**Directions for this task:** Copy every line of the data in which the word "with" occurs.

Data entries for graphics:
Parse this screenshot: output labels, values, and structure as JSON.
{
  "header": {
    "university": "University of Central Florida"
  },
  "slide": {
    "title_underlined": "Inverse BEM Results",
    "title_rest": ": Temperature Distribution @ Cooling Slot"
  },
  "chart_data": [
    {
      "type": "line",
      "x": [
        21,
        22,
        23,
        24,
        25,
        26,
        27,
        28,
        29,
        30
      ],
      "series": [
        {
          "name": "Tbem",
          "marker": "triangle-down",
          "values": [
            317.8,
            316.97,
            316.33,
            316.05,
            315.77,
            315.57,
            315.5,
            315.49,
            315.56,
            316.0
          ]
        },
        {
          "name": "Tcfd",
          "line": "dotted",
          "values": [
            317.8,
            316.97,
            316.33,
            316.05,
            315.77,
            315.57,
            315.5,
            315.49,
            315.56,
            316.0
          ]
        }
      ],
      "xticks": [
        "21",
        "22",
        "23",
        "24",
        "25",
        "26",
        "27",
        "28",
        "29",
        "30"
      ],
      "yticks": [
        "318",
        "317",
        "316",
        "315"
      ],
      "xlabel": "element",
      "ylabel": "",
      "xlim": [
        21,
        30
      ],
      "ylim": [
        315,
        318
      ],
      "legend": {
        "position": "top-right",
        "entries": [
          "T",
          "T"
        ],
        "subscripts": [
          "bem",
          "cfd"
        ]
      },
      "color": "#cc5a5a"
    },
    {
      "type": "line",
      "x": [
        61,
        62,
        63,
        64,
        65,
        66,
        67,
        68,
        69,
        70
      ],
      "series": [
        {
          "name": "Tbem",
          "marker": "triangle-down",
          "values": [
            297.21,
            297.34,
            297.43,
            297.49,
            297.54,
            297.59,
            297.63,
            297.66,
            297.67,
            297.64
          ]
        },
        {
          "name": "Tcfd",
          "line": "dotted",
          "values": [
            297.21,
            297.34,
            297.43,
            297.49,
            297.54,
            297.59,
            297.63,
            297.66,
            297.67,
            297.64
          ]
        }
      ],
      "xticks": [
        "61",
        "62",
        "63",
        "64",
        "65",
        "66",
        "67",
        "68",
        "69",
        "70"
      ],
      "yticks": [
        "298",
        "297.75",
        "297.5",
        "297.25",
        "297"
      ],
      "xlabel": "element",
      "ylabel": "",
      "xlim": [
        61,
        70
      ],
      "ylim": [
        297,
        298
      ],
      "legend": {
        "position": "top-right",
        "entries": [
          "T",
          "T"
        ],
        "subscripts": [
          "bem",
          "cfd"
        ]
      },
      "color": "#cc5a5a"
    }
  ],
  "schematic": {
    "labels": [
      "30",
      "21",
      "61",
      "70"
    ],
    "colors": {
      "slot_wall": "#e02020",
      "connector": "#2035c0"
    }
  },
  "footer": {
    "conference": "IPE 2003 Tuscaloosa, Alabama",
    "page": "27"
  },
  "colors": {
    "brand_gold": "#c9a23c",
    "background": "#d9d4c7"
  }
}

...

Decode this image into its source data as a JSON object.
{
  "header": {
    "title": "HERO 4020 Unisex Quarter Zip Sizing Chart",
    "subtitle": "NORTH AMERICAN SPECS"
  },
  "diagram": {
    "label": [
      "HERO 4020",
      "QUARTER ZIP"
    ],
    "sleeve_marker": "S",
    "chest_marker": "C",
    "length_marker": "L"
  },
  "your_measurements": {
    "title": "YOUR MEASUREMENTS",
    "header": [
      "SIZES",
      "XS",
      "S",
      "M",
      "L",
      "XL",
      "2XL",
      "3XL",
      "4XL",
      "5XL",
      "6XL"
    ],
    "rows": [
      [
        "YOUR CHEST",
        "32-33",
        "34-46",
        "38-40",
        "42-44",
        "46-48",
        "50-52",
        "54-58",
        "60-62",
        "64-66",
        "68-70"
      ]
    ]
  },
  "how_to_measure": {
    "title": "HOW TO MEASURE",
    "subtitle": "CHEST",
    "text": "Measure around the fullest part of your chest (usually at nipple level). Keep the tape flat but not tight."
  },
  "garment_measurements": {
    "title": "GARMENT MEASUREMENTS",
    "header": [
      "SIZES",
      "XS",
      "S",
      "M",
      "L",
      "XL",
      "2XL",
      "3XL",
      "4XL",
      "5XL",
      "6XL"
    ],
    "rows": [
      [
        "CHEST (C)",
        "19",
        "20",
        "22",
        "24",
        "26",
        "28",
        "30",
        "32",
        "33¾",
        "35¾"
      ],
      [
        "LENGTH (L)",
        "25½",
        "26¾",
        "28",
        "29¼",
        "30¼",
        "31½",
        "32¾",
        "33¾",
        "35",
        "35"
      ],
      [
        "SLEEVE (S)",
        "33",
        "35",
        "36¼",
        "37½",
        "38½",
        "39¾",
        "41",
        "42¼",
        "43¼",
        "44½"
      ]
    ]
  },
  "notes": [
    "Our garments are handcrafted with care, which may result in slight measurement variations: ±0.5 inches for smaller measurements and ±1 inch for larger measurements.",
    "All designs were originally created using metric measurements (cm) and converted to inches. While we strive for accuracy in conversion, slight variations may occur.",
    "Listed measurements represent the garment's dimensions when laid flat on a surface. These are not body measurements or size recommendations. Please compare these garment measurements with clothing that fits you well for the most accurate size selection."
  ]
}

**Correct result:**
    "Our garments are handcrafted with care, which may result in slight measurement variations: ±0.5 inches for smaller measurements and ±1 inch for larger measurements.",
    "Listed measurements represent the garment's dimensions when laid flat on a surface. These are not body measurements or size recommendations. Please compare these garment measurements with clothing that fits you well for the most accurate size selection."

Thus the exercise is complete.